Given problem:
Each entry here needs to be set down again exactly, please; pictures are left out.

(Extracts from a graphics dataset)
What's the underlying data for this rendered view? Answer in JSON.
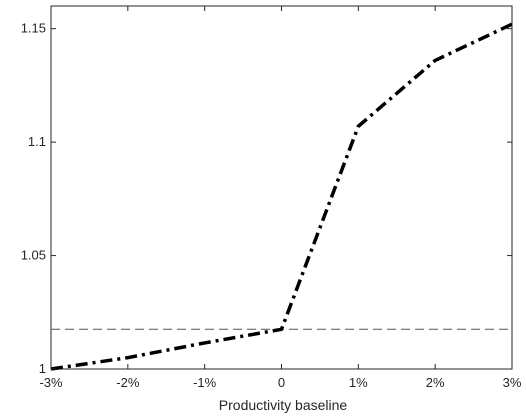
{
  "chart_data": {
    "type": "line",
    "title": "",
    "xlabel": "Productivity baseline",
    "ylabel": "",
    "x": [
      -3,
      -2,
      -1,
      0,
      1,
      2,
      3
    ],
    "x_tick_values": [
      -3,
      -2,
      -1,
      0,
      1,
      2,
      3
    ],
    "x_tick_labels": [
      "-3%",
      "-2%",
      "-1%",
      "0",
      "1%",
      "2%",
      "3%"
    ],
    "y_tick_values": [
      1,
      1.05,
      1.1,
      1.15
    ],
    "y_tick_labels": [
      "1",
      "1.05",
      "1.1",
      "1.15"
    ],
    "xlim": [
      -3,
      3
    ],
    "ylim": [
      1,
      1.16
    ],
    "grid": false,
    "series": [
      {
        "values": [
          1.0,
          1.005,
          1.0115,
          1.0175,
          1.107,
          1.136,
          1.152
        ],
        "color": "#000000",
        "style": "dash-dot"
      }
    ],
    "reference_lines": [
      {
        "orientation": "horizontal",
        "y": 1.0175,
        "color": "#555555",
        "style": "dashed"
      }
    ]
  }
}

Solution for this task:
What's the underlying data for this rendered view? Answer in JSON.
{
  "chart_data": {
    "type": "line",
    "title": "",
    "xlabel": "Productivity baseline",
    "ylabel": "",
    "x": [
      -3,
      -2,
      -1,
      0,
      1,
      2,
      3
    ],
    "x_tick_values": [
      -3,
      -2,
      -1,
      0,
      1,
      2,
      3
    ],
    "x_tick_labels": [
      "-3%",
      "-2%",
      "-1%",
      "0",
      "1%",
      "2%",
      "3%"
    ],
    "y_tick_values": [
      1,
      1.05,
      1.1,
      1.15
    ],
    "y_tick_labels": [
      "1",
      "1.05",
      "1.1",
      "1.15"
    ],
    "xlim": [
      -3,
      3
    ],
    "ylim": [
      1,
      1.16
    ],
    "grid": false,
    "series": [
      {
        "values": [
          1.0,
          1.005,
          1.0115,
          1.0175,
          1.107,
          1.136,
          1.152
        ],
        "color": "#000000",
        "style": "dash-dot"
      }
    ],
    "reference_lines": [
      {
        "orientation": "horizontal",
        "y": 1.0175,
        "color": "#555555",
        "style": "dashed"
      }
    ]
  }
}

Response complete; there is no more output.